-- Task instructions --
Copy every line of the listing that holds the string "нормативных".

-- Input material --

---*---

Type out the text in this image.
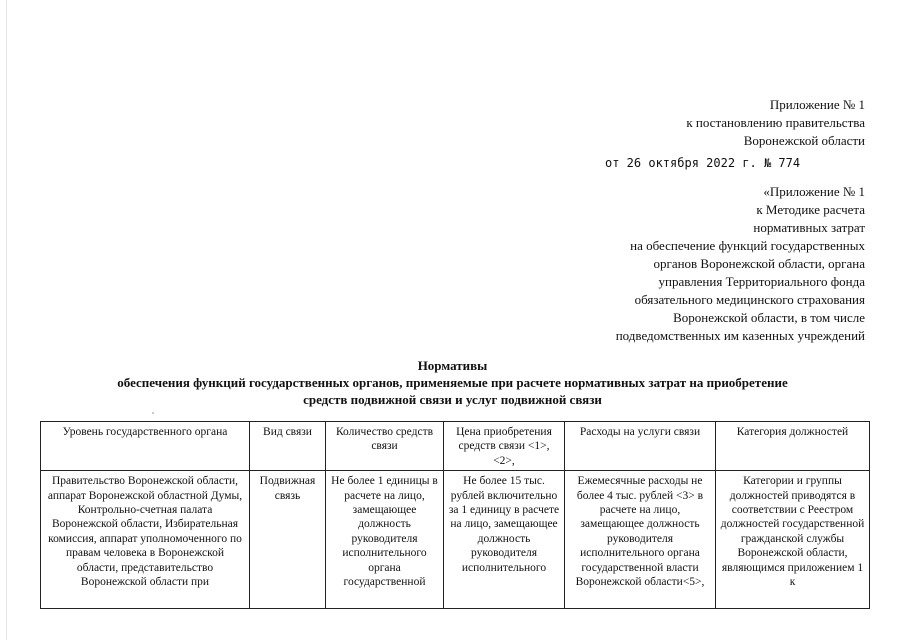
Приложение № 1
к постановлению правительства
Воронежской области
от 26 октября 2022 г. № 774
«Приложение № 1
к Методике расчета
нормативных затрат
на обеспечение функций государственных
органов Воронежской области, органа
управления Территориального фонда
обязательного медицинского страхования
Воронежской области, в том числе
подведомственных им казенных учреждений
Нормативы
обеспечения функций государственных органов, применяемые при расчете нормативных затрат на приобретение
средств подвижной связи и услуг подвижной связи
Уровень государственного органа	Вид связи	Количество средств связи	Цена приобретения средств связи <1>, <2>,	Расходы на услуги связи	Категория должностей

Правительство Воронежской области, аппарат Воронежской областной Думы, Контрольно-счетная палата Воронежской области, Избирательная комиссия, аппарат уполномоченного по правам человека в Воронежской области, представительство Воронежской области при	Подвижная связь	Не более 1 единицы в расчете на лицо, замещающее должность руководителя исполнительного органа государственной	Не более 15 тыс. рублей включительно за 1 единицу в расчете на лицо, замещающее должность руководителя исполнительного	Ежемесячные расходы не более 4 тыс. рублей <3> в расчете на лицо, замещающее должность руководителя исполнительного органа государственной власти Воронежской области<5>,	Категории и группы должностей приводятся в соответствии с Реестром должностей государственной гражданской службы Воронежской области, являющимся приложением 1 к
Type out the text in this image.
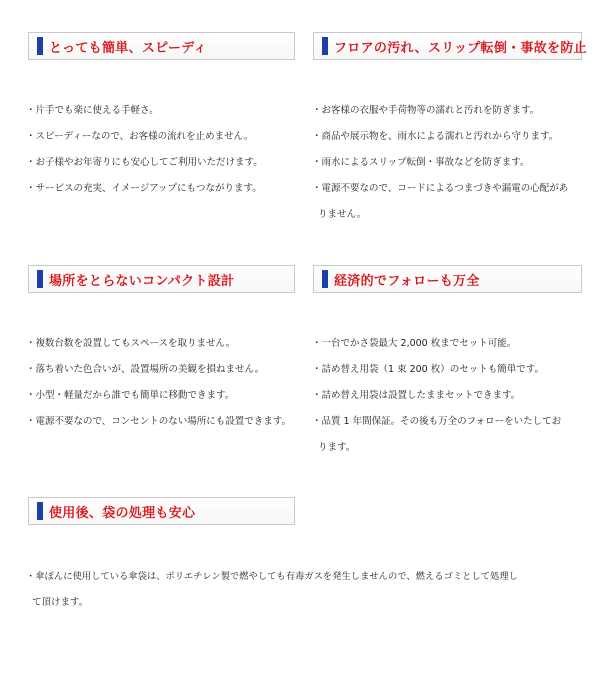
とっても簡単、スピーディ
・片手でも楽に使える手軽さ。
・スピーディーなので、お客様の流れを止めません。
・お子様やお年寄りにも安心してご利用いただけます。
・サービスの充実、イメージアップにもつながります。
フロアの汚れ、スリップ転倒・事故を防止
・お客様の衣服や手荷物等の濡れと汚れを防ぎます。
・商品や展示物を、雨水による濡れと汚れから守ります。
・雨水によるスリップ転倒・事故などを防ぎます。
・電源不要なので、コードによるつまづきや漏電の心配があ
りません。
場所をとらないコンパクト設計
・複数台数を設置してもスペースを取りません。
・落ち着いた色合いが、設置場所の美観を損ねません。
・小型・軽量だから誰でも簡単に移動できます。
・電源不要なので、コンセントのない場所にも設置できます。
経済的でフォローも万全
・一台でかさ袋最大 2,000 枚までセット可能。
・詰め替え用袋（1 束 200 枚）のセットも簡単です。
・詰め替え用袋は設置したままセットできます。
・品質 1 年間保証。その後も万全のフォローをいたしてお
ります。
使用後、袋の処理も安心
・傘ぽんに使用している傘袋は、ポリエチレン製で燃やしても有毒ガスを発生しませんので、燃えるゴミとして処理し
て頂けます。
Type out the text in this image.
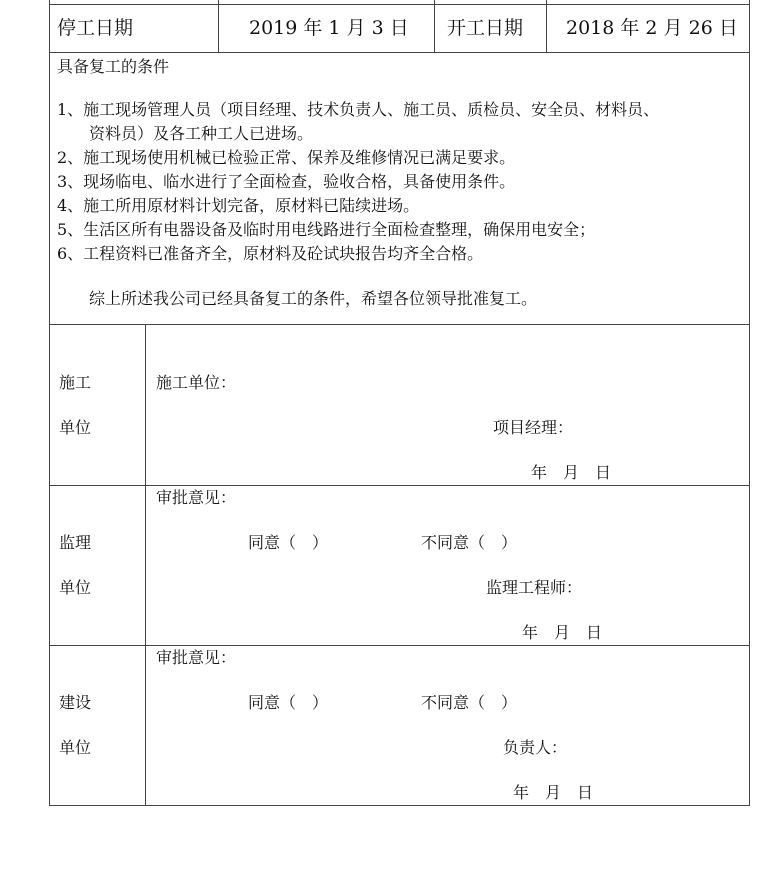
停工日期	2019 年 1 月 3 日 开工日期 2018 年 2 月 26 日
具备复工的条件
1、施工现场管理人员（项目经理、技术负责人、施工员、质检员、安全员、材料员、
资料员）及各工种工人已进场。
2、施工现场使用机械已检验正常、保养及维修情况已满足要求。
3、现场临电、临水进行了全面检查，验收合格，具备使用条件。
4、施工所用原材料计划完备，原材料已陆续进场。
5、生活区所有电器设备及临时用电线路进行全面检查整理，确保用电安全；
6、工程资料已准备齐全，原材料及砼试块报告均齐全合格。
综上所述我公司已经具备复工的条件，希望各位领导批准复工。
施工
单位
施工单位：
项目经理：
年　月　日
监理
单位
审批意见：
同意（　）	不同意（　）
监理工程师：
年　月　日
建设
单位
审批意见：
同意（　）	不同意（　）
负责人：
年　月　日
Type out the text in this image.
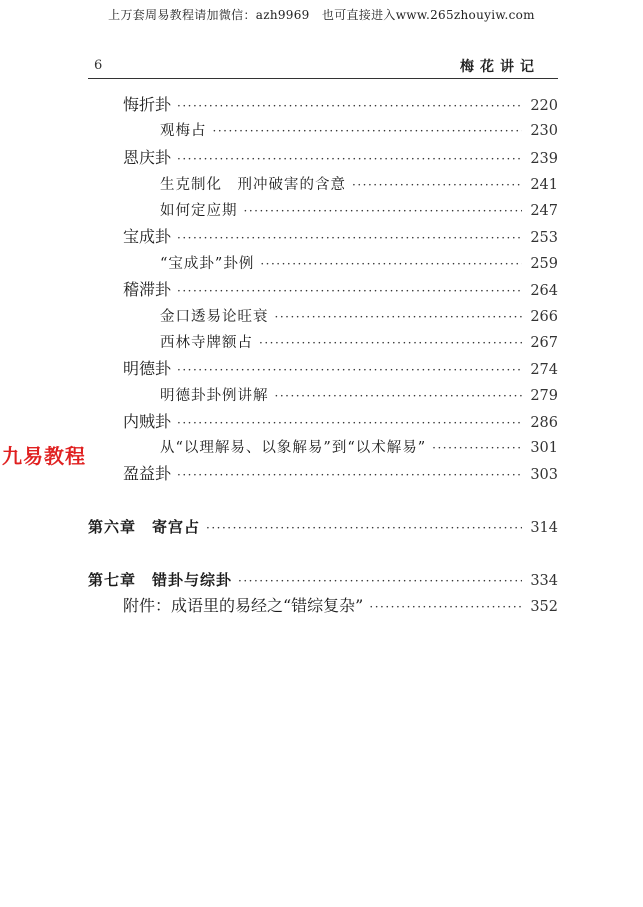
上万套周易教程请加微信：azh9969　也可直接进入www.265zhouyiw.com
6	梅花讲记
九易教程
悔折卦 ·····	220
观梅占 ·····	230
恩庆卦 ·····	239
生克制化　刑冲破害的含意 ·····	241
如何定应期 ·····	247
宝成卦 ·····	253
“宝成卦”卦例 ·····	259
稽滞卦 ·····	264
金口透易论旺衰 ·····	266
西林寺牌额占 ·····	267
明德卦 ·····	274
明德卦卦例讲解 ·····	279
内贼卦 ·····	286
从“以理解易、以象解易”到“以术解易” ·····	301
盈益卦 ·····	303
第六章　寄宫占 ·····	314
第七章　错卦与综卦 ·····	334
附件：成语里的易经之“错综复杂” ·····	352
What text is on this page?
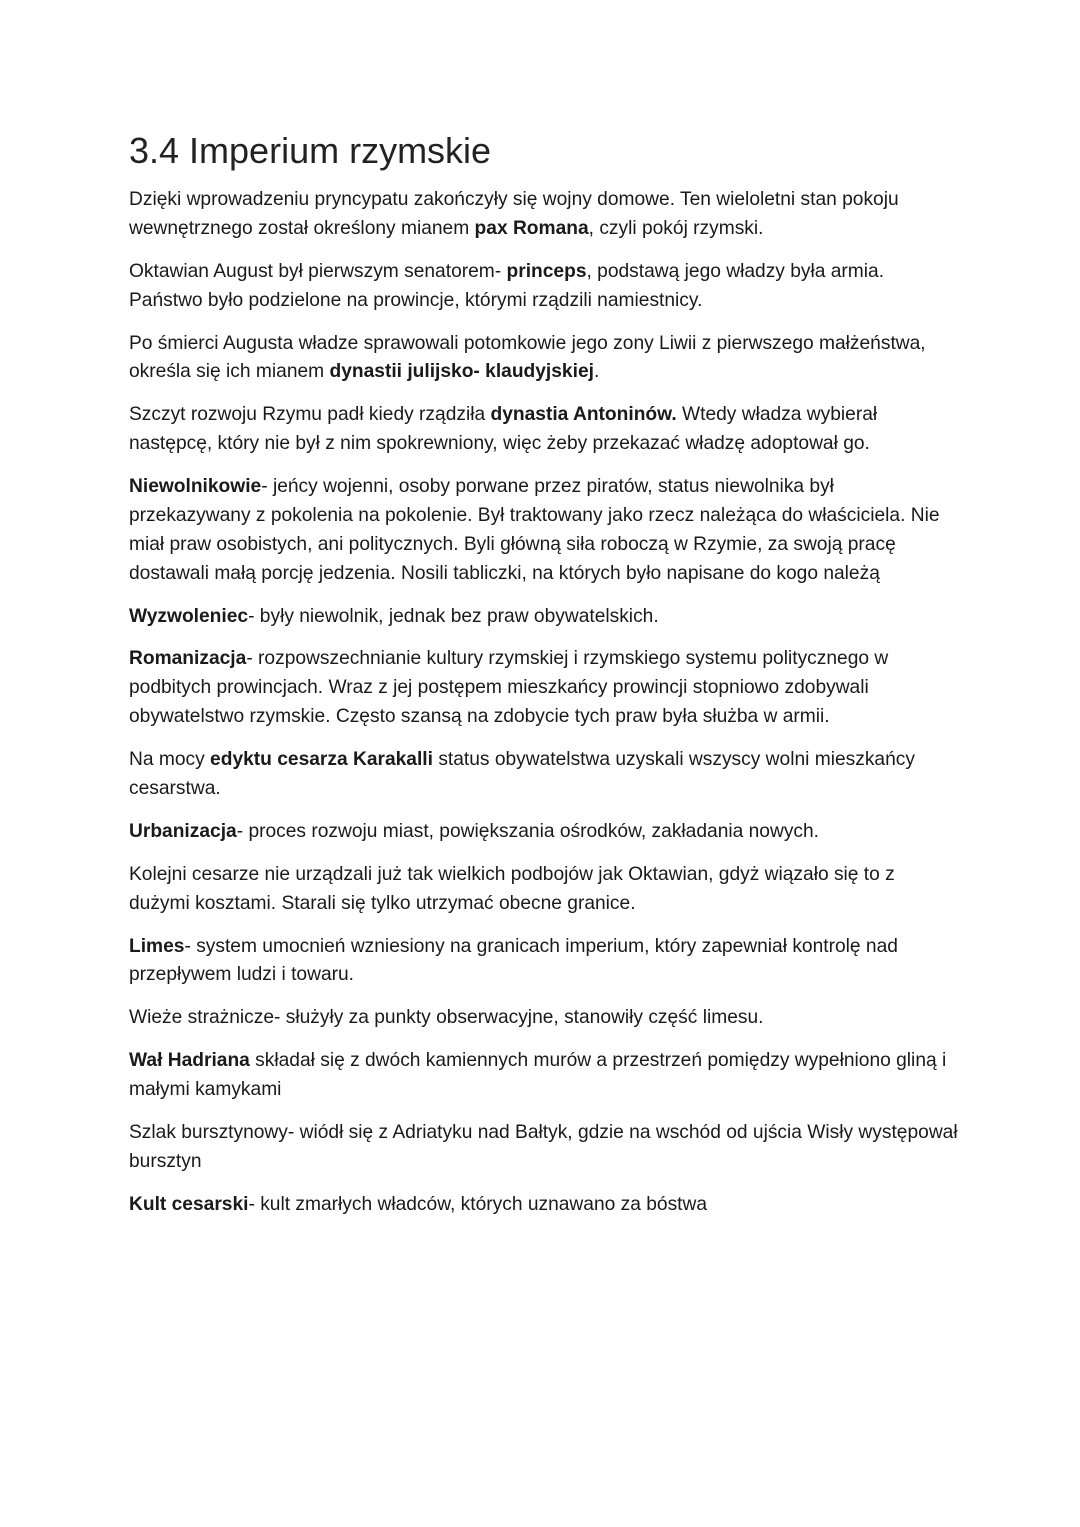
3.4 Imperium rzymskie

Dzięki wprowadzeniu pryncypatu zakończyły się wojny domowe. Ten wieloletni stan pokoju wewnętrznego został określony mianem pax Romana, czyli pokój rzymski.

Oktawian August był pierwszym senatorem- princeps, podstawą jego władzy była armia. Państwo było podzielone na prowincje, którymi rządzili namiestnicy.

Po śmierci Augusta władze sprawowali potomkowie jego zony Liwii z pierwszego małżeństwa, określa się ich mianem dynastii julijsko- klaudyjskiej.

Szczyt rozwoju Rzymu padł kiedy rządziła dynastia Antoninów. Wtedy władza wybierał następcę, który nie był z nim spokrewniony, więc żeby przekazać władzę adoptował go.

Niewolnikowie- jeńcy wojenni, osoby porwane przez piratów, status niewolnika był przekazywany z pokolenia na pokolenie. Był traktowany jako rzecz należąca do właściciela. Nie miał praw osobistych, ani politycznych. Byli główną siła roboczą w Rzymie, za swoją pracę dostawali małą porcję jedzenia. Nosili tabliczki, na których było napisane do kogo należą

Wyzwoleniec- były niewolnik, jednak bez praw obywatelskich.

Romanizacja- rozpowszechnianie kultury rzymskiej i rzymskiego systemu politycznego w podbitych prowincjach. Wraz z jej postępem mieszkańcy prowincji stopniowo zdobywali obywatelstwo rzymskie. Często szansą na zdobycie tych praw była służba w armii.

Na mocy edyktu cesarza Karakalli status obywatelstwa uzyskali wszyscy wolni mieszkańcy cesarstwa.

Urbanizacja- proces rozwoju miast, powiększania ośrodków, zakładania nowych.

Kolejni cesarze nie urządzali już tak wielkich podbojów jak Oktawian, gdyż wiązało się to z dużymi kosztami. Starali się tylko utrzymać obecne granice.

Limes- system umocnień wzniesiony na granicach imperium, który zapewniał kontrolę nad przepływem ludzi i towaru.

Wieże strażnicze- służyły za punkty obserwacyjne, stanowiły część limesu.

Wał Hadriana składał się z dwóch kamiennych murów a przestrzeń pomiędzy wypełniono gliną i małymi kamykami

Szlak bursztynowy- wiódł się z Adriatyku nad Bałtyk, gdzie na wschód od ujścia Wisły występował bursztyn

Kult cesarski- kult zmarłych władców, których uznawano za bóstwa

---*---

-- Task result --
нормативных затрат
обеспечения функций государственных органов, применяемые при расчете нормативных затрат на приобретение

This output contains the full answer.